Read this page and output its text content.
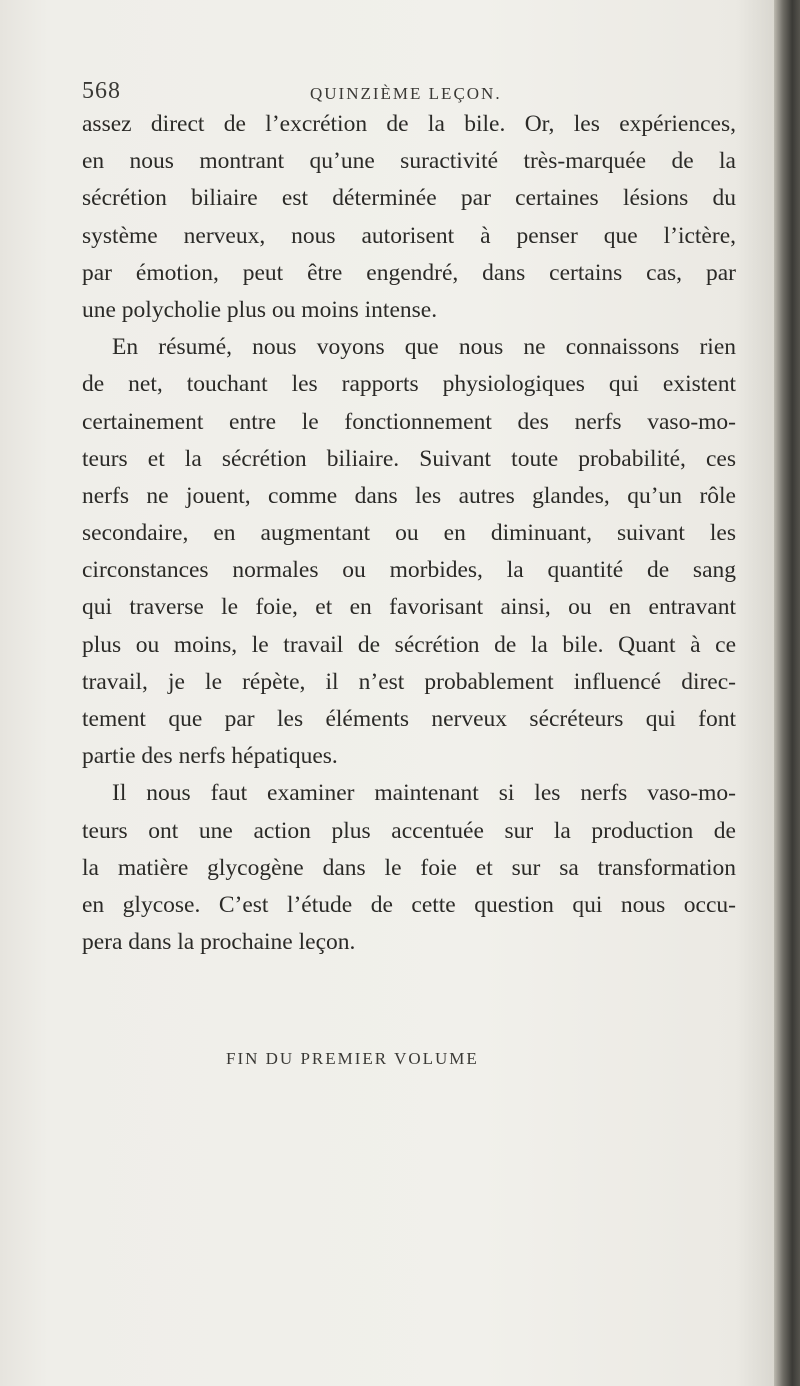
568	QUINZIÈME LEÇON.
assez direct de l’excrétion de la bile. Or, les expériences,
en nous montrant qu’une suractivité très-marquée de la
sécrétion biliaire est déterminée par certaines lésions du
système nerveux, nous autorisent à penser que l’ictère,
par émotion, peut être engendré, dans certains cas, par
une polycholie plus ou moins intense.
En résumé, nous voyons que nous ne connaissons rien
de net, touchant les rapports physiologiques qui existent
certainement entre le fonctionnement des nerfs vaso-mo-
teurs et la sécrétion biliaire. Suivant toute probabilité, ces
nerfs ne jouent, comme dans les autres glandes, qu’un rôle
secondaire, en augmentant ou en diminuant, suivant les
circonstances normales ou morbides, la quantité de sang
qui traverse le foie, et en favorisant ainsi, ou en entravant
plus ou moins, le travail de sécrétion de la bile. Quant à ce
travail, je le répète, il n’est probablement influencé direc-
tement que par les éléments nerveux sécréteurs qui font
partie des nerfs hépatiques.
Il nous faut examiner maintenant si les nerfs vaso-mo-
teurs ont une action plus accentuée sur la production de
la matière glycogène dans le foie et sur sa transformation
en glycose. C’est l’étude de cette question qui nous occu-
pera dans la prochaine leçon.
FIN DU PREMIER VOLUME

....

» **PROBLEM DESCRIPTION**
Without the pictures, write out the whole listing above exactly as it appears.

» **RESULT OF THIS EXERCISE**
Read this page and output its text content.
568	QUINZIÈME LEÇON.
assez direct de l’excrétion de la bile. Or, les expériences,
en nous montrant qu’une suractivité très-marquée de la
sécrétion biliaire est déterminée par certaines lésions du
système nerveux, nous autorisent à penser que l’ictère,
par émotion, peut être engendré, dans certains cas, par
une polycholie plus ou moins intense.
En résumé, nous voyons que nous ne connaissons rien
de net, touchant les rapports physiologiques qui existent
certainement entre le fonctionnement des nerfs vaso-mo-
teurs et la sécrétion biliaire. Suivant toute probabilité, ces
nerfs ne jouent, comme dans les autres glandes, qu’un rôle
secondaire, en augmentant ou en diminuant, suivant les
circonstances normales ou morbides, la quantité de sang
qui traverse le foie, et en favorisant ainsi, ou en entravant
plus ou moins, le travail de sécrétion de la bile. Quant à ce
travail, je le répète, il n’est probablement influencé direc-
tement que par les éléments nerveux sécréteurs qui font
partie des nerfs hépatiques.
Il nous faut examiner maintenant si les nerfs vaso-mo-
teurs ont une action plus accentuée sur la production de
la matière glycogène dans le foie et sur sa transformation
en glycose. C’est l’étude de cette question qui nous occu-
pera dans la prochaine leçon.
FIN DU PREMIER VOLUME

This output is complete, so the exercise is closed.